### Task goal
Every line holding the word "this" counts once. Give the total, nothing more.

# Start of Exercise data

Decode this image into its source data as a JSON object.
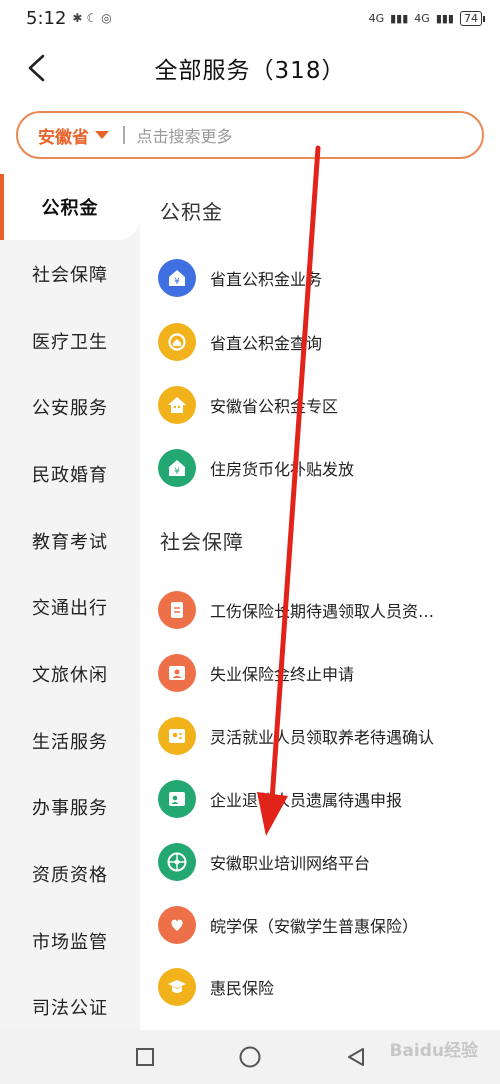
{
  "status_bar": {
    "time": "5:12",
    "network": "4G",
    "battery": "74"
  },
  "header": {
    "title": "全部服务（318）"
  },
  "search": {
    "province": "安徽省",
    "placeholder": "点击搜索更多"
  },
  "sidebar": {
    "items": [
      {
        "label": "公积金",
        "active": true
      },
      {
        "label": "社会保障"
      },
      {
        "label": "医疗卫生"
      },
      {
        "label": "公安服务"
      },
      {
        "label": "民政婚育"
      },
      {
        "label": "教育考试"
      },
      {
        "label": "交通出行"
      },
      {
        "label": "文旅休闲"
      },
      {
        "label": "生活服务"
      },
      {
        "label": "办事服务"
      },
      {
        "label": "资质资格"
      },
      {
        "label": "市场监管"
      },
      {
        "label": "司法公证"
      }
    ]
  },
  "sections": [
    {
      "title": "公积金",
      "items": [
        {
          "label": "省直公积金业务",
          "icon": "house-yen-icon",
          "color": "#3f6fe0"
        },
        {
          "label": "省直公积金查询",
          "icon": "search-house-icon",
          "color": "#f2b21b"
        },
        {
          "label": "安徽省公积金专区",
          "icon": "house-zone-icon",
          "color": "#f2b21b"
        },
        {
          "label": "住房货币化补贴发放",
          "icon": "house-subsidy-icon",
          "color": "#23a872"
        }
      ]
    },
    {
      "title": "社会保障",
      "items": [
        {
          "label": "工伤保险长期待遇领取人员资…",
          "icon": "document-icon",
          "color": "#ee7048"
        },
        {
          "label": "失业保险金终止申请",
          "icon": "person-card-icon",
          "color": "#ee7048"
        },
        {
          "label": "灵活就业人员领取养老待遇确认",
          "icon": "person-card-icon",
          "color": "#f2b21b"
        },
        {
          "label": "企业退休人员遗属待遇申报",
          "icon": "person-edit-icon",
          "color": "#23a872"
        },
        {
          "label": "安徽职业培训网络平台",
          "icon": "network-icon",
          "color": "#23a872"
        },
        {
          "label": "皖学保（安徽学生普惠保险）",
          "icon": "heart-hands-icon",
          "color": "#ee7048"
        },
        {
          "label": "惠民保险",
          "icon": "graduation-shield-icon",
          "color": "#f2b21b"
        }
      ]
    }
  ],
  "watermark": "Baidu经验",
  "colors": {
    "accent": "#e8632a",
    "annotation_arrow": "#e2231a"
  }
}
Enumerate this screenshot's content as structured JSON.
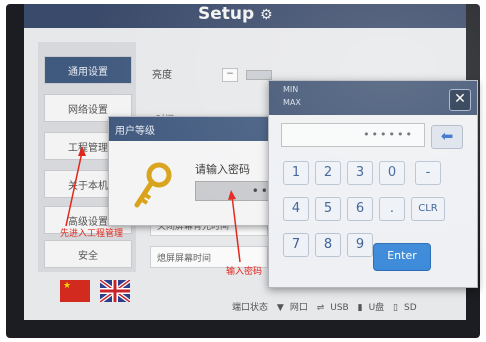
{
  "header": {
    "title": "Setup",
    "icon": "gear-icon"
  },
  "sidebar": {
    "items": [
      {
        "label": "通用设置",
        "active": true
      },
      {
        "label": "网络设置",
        "active": false
      },
      {
        "label": "工程管理",
        "active": false
      },
      {
        "label": "关于本机",
        "active": false
      },
      {
        "label": "高级设置",
        "active": false
      },
      {
        "label": "安全",
        "active": false
      }
    ]
  },
  "content": {
    "brightness_label": "亮度",
    "time_label": "时间",
    "row_backlight": "关闭屏幕背光时间",
    "row_screensaver": "熄屏屏幕时间"
  },
  "level_dialog": {
    "title": "用户等级",
    "prompt": "请输入密码",
    "password_value": "••••"
  },
  "keypad": {
    "min_label": "MIN",
    "max_label": "MAX",
    "display_value": "••••••",
    "keys": [
      "1",
      "2",
      "3",
      "0",
      "-",
      "4",
      "5",
      "6",
      ".",
      "CLR",
      "7",
      "8",
      "9"
    ],
    "enter_label": "Enter",
    "close_label": "✕"
  },
  "annotations": {
    "left_note": "先进入工程管理",
    "bottom_note": "输入密码"
  },
  "status_bar": {
    "label": "端口状态",
    "items": [
      "网口",
      "USB",
      "U盘",
      "SD"
    ]
  },
  "colors": {
    "title_bar": "#40597e",
    "enter_button": "#3c8ad9",
    "annotation": "#e1261c"
  }
}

# End of Exercise data

### Complete output
2